**Given passage**
United States Civil Rights Trail Logo
*Congress formed the United States Civil Rights Trail on this date in 2014. This is an American heritage trail in the Southern United States that provides visitors with stories about the American Civil Rights movement stories at various landmarks.
The Civil Rights Trail links historically important Black churches, school museums, civil rights leaders' residences, courthouses, and other landmarks of the civil rights movement in the 1950s and 1960s and the creation of the U.S. Constitution's 13th, 14th, and 15th amendments. Following the Dalai Lama's 2014 tour of the Birmingham Civil Rights District, U.S. President Obama instructed the National Park Service to create more diversity among the nation's UNESCO World Heritage sites, focusing on civil rights. At Alabama's request in 2016, a Georgia State University team led by Glenn T. Eskew researched and identified 60 civil rights landmarks as potential UNESCO candidates.

**Exercise tasks**
A - List the types of landmarks that the Civil Rights Trail passage says the trail links, leaving out the general "other landmarks."
B - Pick up the Civil Rights Trail passage after its last sentence and continue it.

**Record excerpts**
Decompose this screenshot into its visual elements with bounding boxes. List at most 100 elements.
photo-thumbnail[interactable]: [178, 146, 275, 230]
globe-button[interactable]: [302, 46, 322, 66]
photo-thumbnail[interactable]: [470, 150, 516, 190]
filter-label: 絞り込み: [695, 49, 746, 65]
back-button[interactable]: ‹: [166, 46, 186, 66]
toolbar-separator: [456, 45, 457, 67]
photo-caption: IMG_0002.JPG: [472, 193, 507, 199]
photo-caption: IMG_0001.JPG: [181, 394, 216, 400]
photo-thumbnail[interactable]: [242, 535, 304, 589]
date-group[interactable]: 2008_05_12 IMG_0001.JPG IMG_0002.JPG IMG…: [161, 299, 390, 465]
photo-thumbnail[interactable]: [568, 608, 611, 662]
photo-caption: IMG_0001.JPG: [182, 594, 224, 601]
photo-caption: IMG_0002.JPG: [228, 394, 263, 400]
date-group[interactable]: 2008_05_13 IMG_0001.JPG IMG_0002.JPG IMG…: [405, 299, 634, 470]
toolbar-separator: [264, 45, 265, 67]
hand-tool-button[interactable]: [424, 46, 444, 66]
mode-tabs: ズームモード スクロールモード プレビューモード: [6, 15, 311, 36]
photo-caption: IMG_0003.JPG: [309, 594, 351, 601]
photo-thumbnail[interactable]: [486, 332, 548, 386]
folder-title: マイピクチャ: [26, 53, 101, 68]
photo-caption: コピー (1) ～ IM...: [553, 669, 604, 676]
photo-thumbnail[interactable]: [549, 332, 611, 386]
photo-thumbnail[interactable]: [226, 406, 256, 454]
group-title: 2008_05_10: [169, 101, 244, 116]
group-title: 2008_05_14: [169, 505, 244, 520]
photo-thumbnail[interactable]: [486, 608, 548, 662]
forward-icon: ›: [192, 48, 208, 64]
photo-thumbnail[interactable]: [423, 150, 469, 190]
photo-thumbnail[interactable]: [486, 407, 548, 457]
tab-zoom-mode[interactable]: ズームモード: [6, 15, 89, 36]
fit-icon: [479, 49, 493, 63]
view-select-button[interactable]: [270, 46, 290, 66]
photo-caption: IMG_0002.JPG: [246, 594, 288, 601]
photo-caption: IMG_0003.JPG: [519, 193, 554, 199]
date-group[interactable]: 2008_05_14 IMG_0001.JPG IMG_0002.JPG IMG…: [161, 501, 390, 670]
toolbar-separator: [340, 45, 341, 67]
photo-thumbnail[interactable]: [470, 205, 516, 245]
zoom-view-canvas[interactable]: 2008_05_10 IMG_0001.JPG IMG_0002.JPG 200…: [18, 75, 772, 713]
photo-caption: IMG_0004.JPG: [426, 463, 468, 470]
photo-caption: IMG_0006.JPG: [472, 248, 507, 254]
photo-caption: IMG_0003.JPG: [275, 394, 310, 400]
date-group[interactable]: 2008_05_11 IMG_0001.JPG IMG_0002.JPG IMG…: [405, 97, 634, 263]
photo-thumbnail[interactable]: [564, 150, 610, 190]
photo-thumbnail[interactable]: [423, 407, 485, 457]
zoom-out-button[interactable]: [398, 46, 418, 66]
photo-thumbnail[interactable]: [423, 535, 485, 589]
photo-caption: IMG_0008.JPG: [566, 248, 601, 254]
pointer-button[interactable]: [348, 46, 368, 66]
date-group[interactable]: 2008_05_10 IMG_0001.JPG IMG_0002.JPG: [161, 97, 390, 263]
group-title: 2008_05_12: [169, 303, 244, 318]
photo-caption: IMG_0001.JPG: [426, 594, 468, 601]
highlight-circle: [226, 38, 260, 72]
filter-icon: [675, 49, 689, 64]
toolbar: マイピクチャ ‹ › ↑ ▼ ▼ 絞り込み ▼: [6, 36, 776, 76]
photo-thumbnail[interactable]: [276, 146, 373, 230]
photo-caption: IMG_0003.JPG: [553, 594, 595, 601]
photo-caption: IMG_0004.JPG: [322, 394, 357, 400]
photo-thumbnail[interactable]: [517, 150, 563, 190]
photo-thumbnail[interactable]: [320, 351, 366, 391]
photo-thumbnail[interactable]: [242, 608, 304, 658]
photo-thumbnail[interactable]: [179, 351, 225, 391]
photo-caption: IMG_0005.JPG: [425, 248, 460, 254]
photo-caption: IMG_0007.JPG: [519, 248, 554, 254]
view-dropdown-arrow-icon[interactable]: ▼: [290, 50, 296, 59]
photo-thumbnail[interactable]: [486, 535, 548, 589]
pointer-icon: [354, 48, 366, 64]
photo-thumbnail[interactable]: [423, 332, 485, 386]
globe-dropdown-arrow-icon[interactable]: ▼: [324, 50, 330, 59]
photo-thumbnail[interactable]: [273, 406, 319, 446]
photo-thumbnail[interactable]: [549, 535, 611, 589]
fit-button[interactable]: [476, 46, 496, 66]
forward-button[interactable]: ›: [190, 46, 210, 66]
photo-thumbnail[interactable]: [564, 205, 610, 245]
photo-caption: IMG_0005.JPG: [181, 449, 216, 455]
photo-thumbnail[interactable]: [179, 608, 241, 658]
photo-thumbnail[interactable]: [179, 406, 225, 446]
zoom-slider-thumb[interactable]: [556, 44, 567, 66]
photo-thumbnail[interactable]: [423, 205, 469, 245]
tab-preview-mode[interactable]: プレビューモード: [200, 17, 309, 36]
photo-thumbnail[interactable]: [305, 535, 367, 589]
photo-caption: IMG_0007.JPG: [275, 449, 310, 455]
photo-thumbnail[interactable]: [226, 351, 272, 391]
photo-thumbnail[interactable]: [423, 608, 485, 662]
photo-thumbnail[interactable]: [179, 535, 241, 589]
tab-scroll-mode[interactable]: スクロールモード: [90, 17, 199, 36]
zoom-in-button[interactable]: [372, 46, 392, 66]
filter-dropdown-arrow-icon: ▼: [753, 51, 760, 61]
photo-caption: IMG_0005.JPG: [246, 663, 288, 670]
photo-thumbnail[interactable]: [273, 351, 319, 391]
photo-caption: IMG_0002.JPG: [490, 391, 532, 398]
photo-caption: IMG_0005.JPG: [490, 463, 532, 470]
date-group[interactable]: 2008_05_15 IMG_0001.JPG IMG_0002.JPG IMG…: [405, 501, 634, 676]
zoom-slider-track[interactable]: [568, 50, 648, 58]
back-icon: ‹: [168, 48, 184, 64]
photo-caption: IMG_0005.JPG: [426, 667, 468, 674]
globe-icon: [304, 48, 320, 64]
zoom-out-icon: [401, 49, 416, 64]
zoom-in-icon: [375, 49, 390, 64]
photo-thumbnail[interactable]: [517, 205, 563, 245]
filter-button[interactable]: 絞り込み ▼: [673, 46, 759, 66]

**Responses per task**
A -
- Historically important Black churches
- School museums
- Civil rights leaders' residences
- Courthouses

B -
This initiative evolved into the Alabama Civil Rights Trail. State tourism departments from Alabama, Arkansas, Georgia, Kentucky, Louisiana, Mississippi, Missouri, North Carolina, South Carolina, Tennessee, Virginia, and West Virginia, collectively known as the Atlanta-based Travel South USA trade association, added more sites and formed a parallel U.S. Civil Rights Trail. Work on the Trail began in 2017 with the website CivilRightsTrail.com, which was launched on Martin Luther King Jr. Day in 2018.
The Trail includes more than 100 landmark sites in 15 states, several operated by the National Park Service (NPS). 2017 President Obama conferred NPS designations to establish the Birmingham Civil Rights National Monument, the Freedom Riders National Monument in Anniston, Alabama, and the Reconstruction Era National Historical Park in Beaufort County, South Carolina.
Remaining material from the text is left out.